» DIRECTION
Write out all the material exactly. Leave nothing out.

####################

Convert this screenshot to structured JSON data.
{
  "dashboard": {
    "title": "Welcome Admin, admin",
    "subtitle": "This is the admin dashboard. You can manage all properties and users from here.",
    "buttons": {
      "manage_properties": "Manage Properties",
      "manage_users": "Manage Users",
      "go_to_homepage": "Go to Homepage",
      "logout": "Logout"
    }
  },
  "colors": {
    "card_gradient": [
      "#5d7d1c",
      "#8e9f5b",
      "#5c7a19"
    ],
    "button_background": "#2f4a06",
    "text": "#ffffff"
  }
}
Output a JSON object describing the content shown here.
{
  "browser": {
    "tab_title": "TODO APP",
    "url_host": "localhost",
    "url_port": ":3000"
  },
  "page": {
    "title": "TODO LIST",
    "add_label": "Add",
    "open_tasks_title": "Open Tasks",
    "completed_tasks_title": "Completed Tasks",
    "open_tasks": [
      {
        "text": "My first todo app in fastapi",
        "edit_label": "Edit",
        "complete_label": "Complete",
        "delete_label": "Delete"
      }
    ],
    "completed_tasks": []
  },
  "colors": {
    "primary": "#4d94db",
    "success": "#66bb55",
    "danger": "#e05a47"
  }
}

####################

» RESPONSE BELOW
Convert this screenshot to structured JSON data.
{
  "dashboard": {
    "title": "Welcome Admin, admin",
    "subtitle": "This is the admin dashboard. You can manage all properties and users from here.",
    "buttons": {
      "manage_properties": "Manage Properties",
      "manage_users": "Manage Users",
      "go_to_homepage": "Go to Homepage",
      "logout": "Logout"
    }
  },
  "colors": {
    "card_gradient": [
      "#5d7d1c",
      "#8e9f5b",
      "#5c7a19"
    ],
    "button_background": "#2f4a06",
    "text": "#ffffff"
  }
}
Output a JSON object describing the content shown here.
{
  "browser": {
    "tab_title": "TODO APP",
    "url_host": "localhost",
    "url_port": ":3000"
  },
  "page": {
    "title": "TODO LIST",
    "add_label": "Add",
    "open_tasks_title": "Open Tasks",
    "completed_tasks_title": "Completed Tasks",
    "open_tasks": [
      {
        "text": "My first todo app in fastapi",
        "edit_label": "Edit",
        "complete_label": "Complete",
        "delete_label": "Delete"
      }
    ],
    "completed_tasks": []
  },
  "colors": {
    "primary": "#4d94db",
    "success": "#66bb55",
    "danger": "#e05a47"
  }
}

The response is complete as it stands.